STATED GOAL: In the material below, copy out verbatim the lines from the one containing "List each element" through the one containing "prazo-field[interactable]: 420x (557, 970, 894, 1046)", with both of those lines included.

Collected data:
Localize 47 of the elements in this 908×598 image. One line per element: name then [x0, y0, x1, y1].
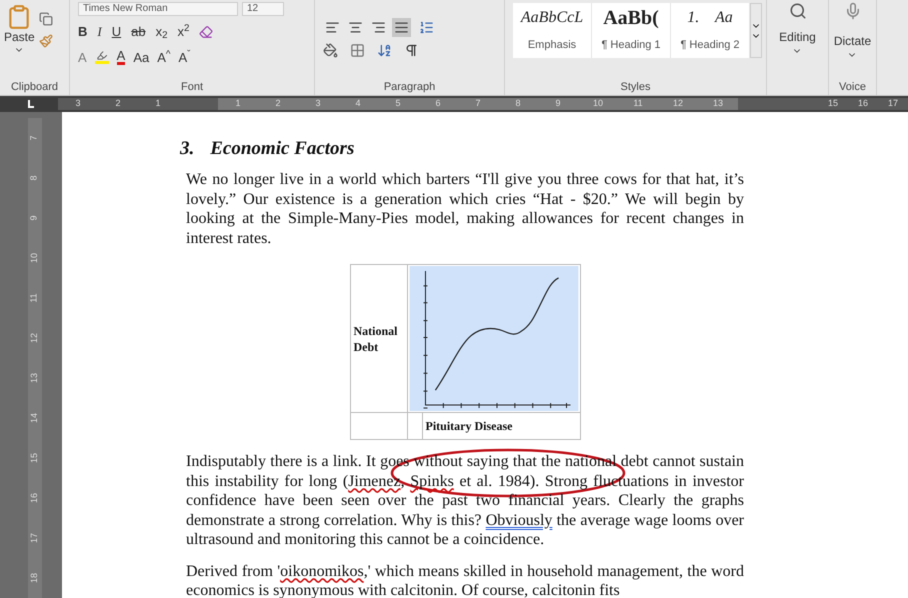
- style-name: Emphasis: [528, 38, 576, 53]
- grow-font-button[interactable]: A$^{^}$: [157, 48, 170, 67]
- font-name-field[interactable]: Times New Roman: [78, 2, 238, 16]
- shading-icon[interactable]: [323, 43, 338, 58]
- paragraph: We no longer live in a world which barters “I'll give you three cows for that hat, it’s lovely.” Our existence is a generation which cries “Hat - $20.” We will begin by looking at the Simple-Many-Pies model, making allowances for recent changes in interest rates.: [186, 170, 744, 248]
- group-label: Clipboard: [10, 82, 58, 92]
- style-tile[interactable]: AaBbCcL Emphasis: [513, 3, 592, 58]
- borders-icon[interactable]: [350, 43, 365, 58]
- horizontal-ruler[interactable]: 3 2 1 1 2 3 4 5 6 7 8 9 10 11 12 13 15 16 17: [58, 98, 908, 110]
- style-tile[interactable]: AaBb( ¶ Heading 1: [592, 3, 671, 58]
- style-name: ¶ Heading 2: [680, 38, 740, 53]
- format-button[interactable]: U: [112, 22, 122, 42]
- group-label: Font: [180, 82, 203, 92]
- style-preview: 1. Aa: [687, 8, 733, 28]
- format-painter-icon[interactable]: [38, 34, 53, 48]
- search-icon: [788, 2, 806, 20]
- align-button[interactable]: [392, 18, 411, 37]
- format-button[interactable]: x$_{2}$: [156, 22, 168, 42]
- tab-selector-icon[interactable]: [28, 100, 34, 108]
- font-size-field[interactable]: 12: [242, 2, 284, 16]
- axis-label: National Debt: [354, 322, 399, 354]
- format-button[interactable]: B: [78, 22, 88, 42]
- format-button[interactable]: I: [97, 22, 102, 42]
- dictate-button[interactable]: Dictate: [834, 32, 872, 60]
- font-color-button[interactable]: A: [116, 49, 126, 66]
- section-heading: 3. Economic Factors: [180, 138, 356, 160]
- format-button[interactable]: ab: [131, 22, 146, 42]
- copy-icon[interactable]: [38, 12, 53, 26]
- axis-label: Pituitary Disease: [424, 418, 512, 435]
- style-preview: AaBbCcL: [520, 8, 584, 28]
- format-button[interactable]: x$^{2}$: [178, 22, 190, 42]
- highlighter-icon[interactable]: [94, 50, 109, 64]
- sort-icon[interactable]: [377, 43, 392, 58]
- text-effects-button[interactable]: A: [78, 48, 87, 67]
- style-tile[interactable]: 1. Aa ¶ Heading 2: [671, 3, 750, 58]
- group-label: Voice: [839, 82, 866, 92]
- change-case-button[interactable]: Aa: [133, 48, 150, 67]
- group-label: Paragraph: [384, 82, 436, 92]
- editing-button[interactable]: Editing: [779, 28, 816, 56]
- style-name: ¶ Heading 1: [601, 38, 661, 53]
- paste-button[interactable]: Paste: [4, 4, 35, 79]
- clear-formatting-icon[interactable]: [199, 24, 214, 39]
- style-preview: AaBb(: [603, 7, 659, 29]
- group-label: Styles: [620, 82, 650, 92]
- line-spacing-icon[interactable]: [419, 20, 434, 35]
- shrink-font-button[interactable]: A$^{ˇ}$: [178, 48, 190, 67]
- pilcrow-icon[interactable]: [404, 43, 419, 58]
---
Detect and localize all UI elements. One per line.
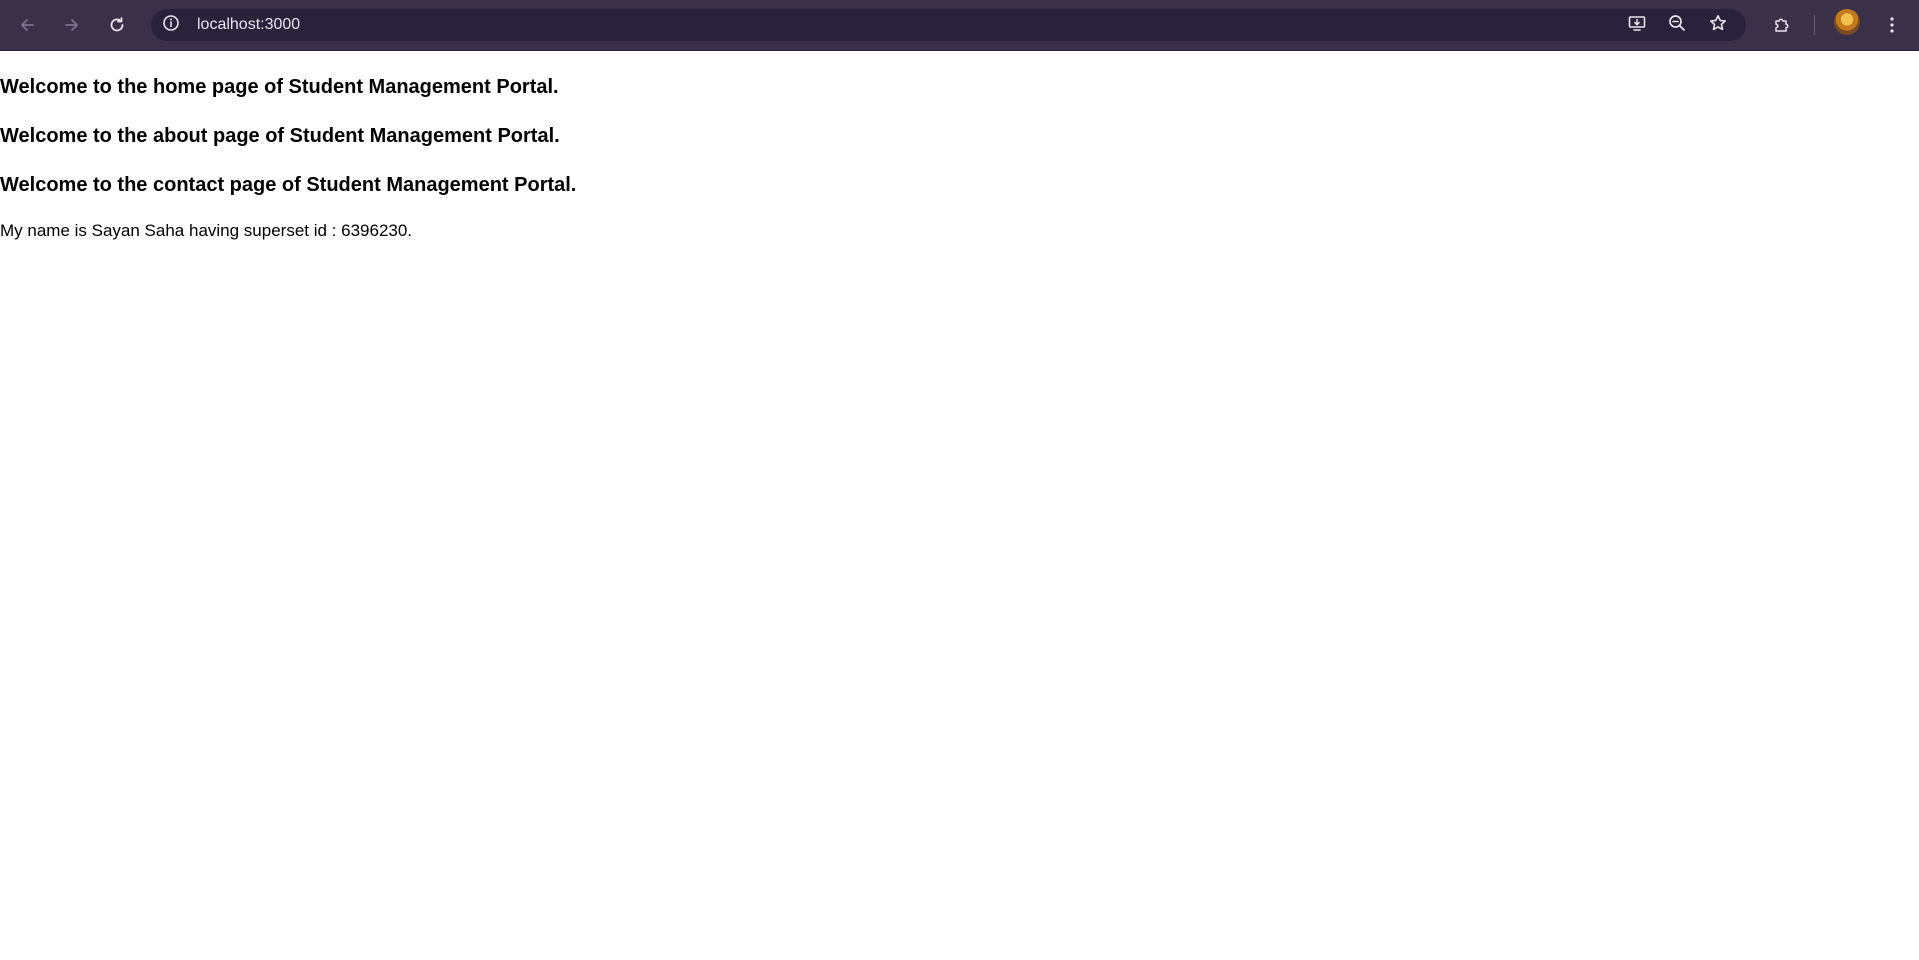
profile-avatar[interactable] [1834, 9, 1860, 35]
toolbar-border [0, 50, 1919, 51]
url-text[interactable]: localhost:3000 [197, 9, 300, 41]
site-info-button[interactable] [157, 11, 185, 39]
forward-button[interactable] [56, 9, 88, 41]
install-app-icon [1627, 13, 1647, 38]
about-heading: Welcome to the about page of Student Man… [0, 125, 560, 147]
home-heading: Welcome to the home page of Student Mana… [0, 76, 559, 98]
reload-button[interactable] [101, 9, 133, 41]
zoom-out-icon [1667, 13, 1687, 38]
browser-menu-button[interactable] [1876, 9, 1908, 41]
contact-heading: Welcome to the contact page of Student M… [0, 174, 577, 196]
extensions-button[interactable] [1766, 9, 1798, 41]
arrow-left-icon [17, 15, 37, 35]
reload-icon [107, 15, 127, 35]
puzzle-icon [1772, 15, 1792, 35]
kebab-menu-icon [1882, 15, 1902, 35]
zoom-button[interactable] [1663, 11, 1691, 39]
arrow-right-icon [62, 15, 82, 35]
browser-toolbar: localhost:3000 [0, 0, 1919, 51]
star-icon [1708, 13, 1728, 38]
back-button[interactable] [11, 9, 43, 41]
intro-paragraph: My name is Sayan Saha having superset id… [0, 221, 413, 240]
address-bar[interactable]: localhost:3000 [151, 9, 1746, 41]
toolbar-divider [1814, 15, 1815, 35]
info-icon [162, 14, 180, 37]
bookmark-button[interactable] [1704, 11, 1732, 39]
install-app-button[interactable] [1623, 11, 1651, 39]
...
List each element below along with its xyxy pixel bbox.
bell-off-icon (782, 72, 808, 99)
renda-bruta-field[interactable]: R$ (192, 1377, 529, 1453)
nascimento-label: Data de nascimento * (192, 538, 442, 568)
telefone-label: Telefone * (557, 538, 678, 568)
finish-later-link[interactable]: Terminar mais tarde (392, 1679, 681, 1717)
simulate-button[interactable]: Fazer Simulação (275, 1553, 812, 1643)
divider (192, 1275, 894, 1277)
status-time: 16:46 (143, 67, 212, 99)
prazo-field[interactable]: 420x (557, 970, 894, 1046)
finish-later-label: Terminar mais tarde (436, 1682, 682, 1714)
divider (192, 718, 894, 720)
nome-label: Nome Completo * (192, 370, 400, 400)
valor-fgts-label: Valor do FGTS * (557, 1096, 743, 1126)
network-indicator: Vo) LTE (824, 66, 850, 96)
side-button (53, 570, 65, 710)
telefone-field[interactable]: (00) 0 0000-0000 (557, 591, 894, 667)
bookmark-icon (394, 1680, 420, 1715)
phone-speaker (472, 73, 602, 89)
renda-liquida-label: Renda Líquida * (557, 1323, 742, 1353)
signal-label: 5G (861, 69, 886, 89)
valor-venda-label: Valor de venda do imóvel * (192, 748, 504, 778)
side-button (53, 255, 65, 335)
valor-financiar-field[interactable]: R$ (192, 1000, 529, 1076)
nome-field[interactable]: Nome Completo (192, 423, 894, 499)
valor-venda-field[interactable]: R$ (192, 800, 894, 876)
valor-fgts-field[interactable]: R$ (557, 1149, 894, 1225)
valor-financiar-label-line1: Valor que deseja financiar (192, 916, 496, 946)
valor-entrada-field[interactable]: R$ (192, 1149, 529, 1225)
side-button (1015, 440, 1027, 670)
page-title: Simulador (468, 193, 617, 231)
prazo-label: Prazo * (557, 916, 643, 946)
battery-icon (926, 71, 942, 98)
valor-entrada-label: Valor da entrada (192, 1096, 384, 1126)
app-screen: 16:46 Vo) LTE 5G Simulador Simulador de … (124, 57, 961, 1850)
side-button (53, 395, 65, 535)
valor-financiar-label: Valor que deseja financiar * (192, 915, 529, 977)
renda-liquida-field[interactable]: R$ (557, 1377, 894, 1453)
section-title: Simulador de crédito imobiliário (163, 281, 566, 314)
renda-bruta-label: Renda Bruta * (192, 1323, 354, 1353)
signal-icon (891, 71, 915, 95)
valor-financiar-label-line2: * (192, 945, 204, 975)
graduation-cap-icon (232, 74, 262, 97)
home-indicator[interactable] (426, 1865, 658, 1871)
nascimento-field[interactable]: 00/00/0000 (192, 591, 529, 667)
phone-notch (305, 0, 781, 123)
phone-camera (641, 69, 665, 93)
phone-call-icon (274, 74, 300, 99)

EXERCISE ANSWER:
List each element below along with its xyxy pixel bbox.
bell-off-icon (782, 72, 808, 99)
renda-bruta-field[interactable]: R$ (192, 1377, 529, 1453)
nascimento-label: Data de nascimento * (192, 538, 442, 568)
telefone-label: Telefone * (557, 538, 678, 568)
finish-later-link[interactable]: Terminar mais tarde (392, 1679, 681, 1717)
simulate-button[interactable]: Fazer Simulação (275, 1553, 812, 1643)
divider (192, 1275, 894, 1277)
status-time: 16:46 (143, 67, 212, 99)
prazo-field[interactable]: 420x (557, 970, 894, 1046)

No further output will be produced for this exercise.